GOAL - Go through the listing beneath this task and return every line that carries the string "Папу".

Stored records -
• • • • •

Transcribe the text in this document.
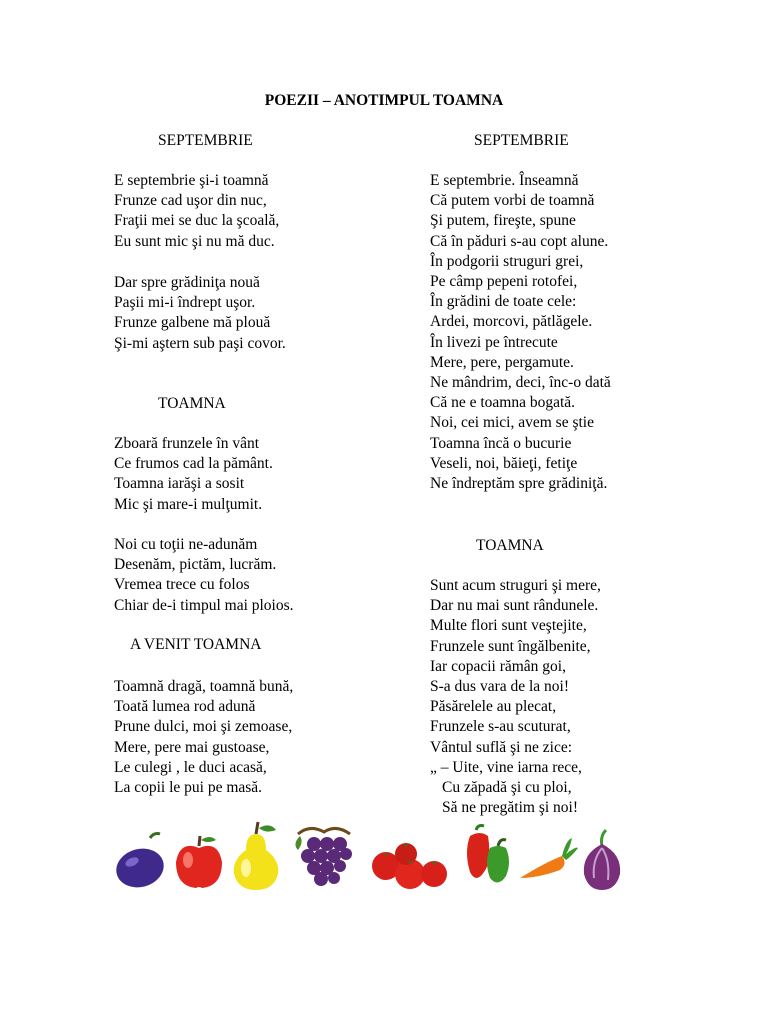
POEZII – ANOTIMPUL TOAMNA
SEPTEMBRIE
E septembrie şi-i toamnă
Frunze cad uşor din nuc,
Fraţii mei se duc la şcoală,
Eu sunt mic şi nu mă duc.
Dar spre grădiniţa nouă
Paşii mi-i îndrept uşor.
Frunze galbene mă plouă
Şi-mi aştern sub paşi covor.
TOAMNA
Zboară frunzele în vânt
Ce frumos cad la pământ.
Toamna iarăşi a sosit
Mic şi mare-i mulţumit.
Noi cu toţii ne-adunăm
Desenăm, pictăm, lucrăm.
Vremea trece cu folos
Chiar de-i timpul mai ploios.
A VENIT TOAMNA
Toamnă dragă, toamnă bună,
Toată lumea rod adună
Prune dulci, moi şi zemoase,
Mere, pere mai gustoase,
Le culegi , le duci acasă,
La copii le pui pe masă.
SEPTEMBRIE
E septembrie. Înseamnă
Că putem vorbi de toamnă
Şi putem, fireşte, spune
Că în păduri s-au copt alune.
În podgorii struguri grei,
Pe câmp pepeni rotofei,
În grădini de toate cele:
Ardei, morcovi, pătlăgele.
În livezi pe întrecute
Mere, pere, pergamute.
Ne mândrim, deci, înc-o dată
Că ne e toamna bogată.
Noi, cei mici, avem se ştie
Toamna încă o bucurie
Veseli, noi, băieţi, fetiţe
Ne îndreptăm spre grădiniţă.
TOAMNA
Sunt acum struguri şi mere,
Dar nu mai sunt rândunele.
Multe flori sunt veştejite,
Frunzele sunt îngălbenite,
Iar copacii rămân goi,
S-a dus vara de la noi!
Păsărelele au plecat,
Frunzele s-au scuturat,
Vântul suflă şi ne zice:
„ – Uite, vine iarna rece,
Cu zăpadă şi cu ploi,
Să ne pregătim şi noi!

• • • • •

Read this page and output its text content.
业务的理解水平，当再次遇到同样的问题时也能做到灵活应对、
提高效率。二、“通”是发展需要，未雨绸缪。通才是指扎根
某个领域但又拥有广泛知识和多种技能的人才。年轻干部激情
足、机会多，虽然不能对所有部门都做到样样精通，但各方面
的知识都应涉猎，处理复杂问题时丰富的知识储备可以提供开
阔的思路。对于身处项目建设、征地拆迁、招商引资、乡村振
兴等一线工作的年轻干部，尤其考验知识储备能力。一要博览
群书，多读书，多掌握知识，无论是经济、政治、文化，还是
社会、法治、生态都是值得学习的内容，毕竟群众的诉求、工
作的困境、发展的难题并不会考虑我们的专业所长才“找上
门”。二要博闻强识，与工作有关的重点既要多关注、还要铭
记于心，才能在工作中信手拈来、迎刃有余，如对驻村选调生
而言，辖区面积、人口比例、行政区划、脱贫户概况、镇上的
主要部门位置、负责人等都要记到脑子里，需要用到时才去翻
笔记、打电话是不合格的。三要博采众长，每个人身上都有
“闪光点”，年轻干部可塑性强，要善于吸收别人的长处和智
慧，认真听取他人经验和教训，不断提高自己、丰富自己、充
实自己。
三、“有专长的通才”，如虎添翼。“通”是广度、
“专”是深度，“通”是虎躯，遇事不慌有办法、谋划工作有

• • • • •

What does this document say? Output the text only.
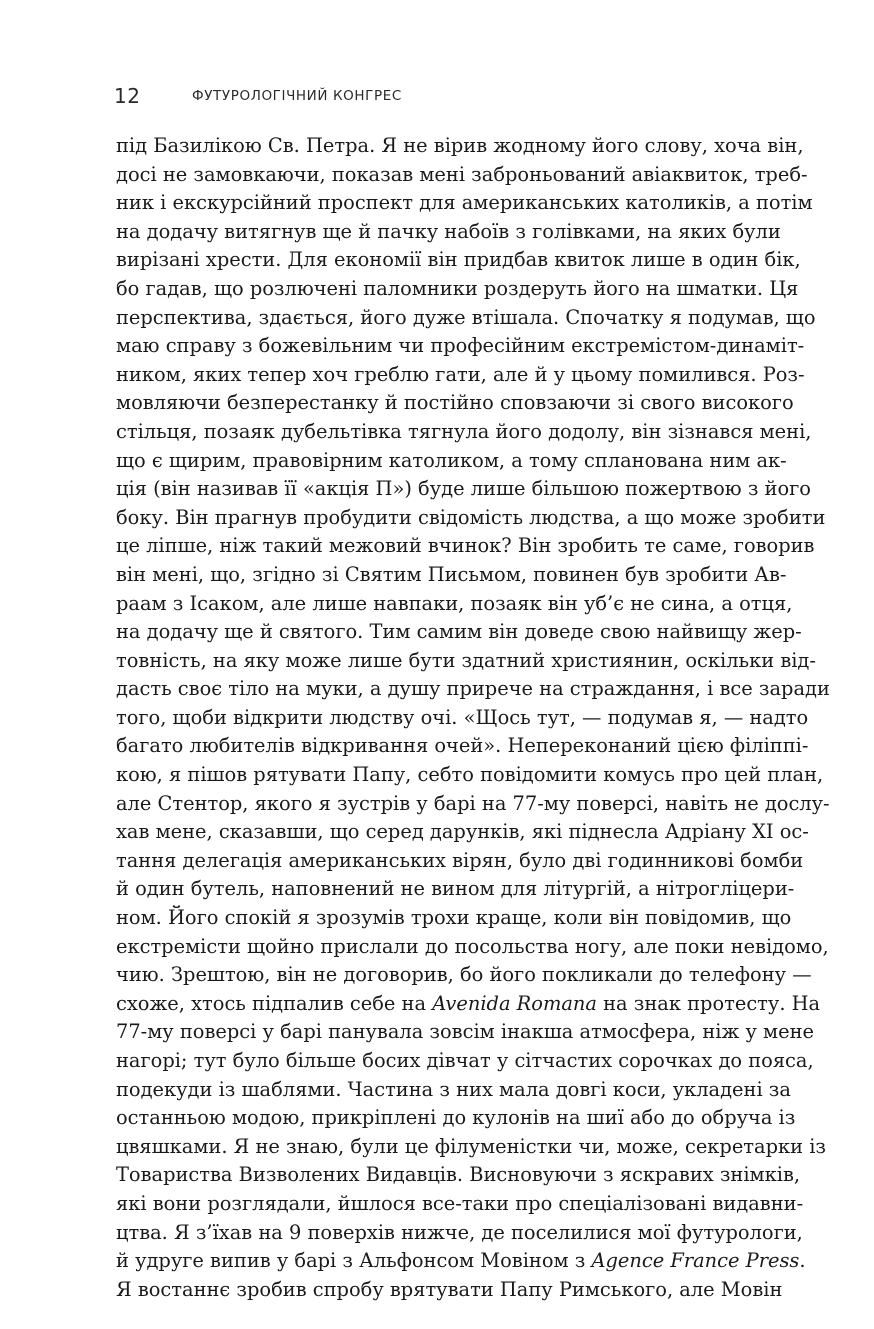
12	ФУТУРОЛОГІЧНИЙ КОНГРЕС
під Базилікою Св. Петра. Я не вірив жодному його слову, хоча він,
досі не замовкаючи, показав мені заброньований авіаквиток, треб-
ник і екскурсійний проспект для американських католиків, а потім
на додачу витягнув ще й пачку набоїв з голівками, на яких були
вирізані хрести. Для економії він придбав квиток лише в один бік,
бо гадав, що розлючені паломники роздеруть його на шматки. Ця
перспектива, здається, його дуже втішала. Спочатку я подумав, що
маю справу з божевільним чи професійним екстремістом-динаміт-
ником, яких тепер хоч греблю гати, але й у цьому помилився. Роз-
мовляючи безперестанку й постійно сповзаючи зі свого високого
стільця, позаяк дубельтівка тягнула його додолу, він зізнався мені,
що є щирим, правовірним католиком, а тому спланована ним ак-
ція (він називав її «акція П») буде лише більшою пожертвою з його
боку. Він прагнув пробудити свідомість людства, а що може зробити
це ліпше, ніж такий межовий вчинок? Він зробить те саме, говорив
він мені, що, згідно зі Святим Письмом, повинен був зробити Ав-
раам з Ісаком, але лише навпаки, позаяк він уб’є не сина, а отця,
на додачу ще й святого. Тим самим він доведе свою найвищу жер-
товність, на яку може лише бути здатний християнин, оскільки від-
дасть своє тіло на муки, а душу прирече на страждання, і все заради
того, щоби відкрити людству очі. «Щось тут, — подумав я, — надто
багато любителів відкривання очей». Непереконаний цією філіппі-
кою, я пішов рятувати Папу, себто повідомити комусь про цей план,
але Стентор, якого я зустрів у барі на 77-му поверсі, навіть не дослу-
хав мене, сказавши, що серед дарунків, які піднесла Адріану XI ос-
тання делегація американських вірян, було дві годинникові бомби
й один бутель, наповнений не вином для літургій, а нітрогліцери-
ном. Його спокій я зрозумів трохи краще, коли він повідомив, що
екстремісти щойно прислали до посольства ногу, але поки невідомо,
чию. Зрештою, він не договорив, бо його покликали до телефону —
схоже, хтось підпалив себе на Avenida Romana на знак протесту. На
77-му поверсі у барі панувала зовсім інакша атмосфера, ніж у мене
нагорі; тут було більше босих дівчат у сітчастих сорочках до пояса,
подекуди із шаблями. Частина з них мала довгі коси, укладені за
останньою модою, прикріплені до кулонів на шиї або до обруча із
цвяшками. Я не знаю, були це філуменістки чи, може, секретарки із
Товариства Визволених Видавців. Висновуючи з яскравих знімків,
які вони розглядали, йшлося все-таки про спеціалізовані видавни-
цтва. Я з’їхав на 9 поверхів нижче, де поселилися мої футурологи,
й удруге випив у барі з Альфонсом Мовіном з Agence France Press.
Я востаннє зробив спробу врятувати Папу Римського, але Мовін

• • • • •

EXERCISE OUTPUT -
кою, я пішов рятувати Папу, себто повідомити комусь про цей план,
Я востаннє зробив спробу врятувати Папу Римського, але Мовін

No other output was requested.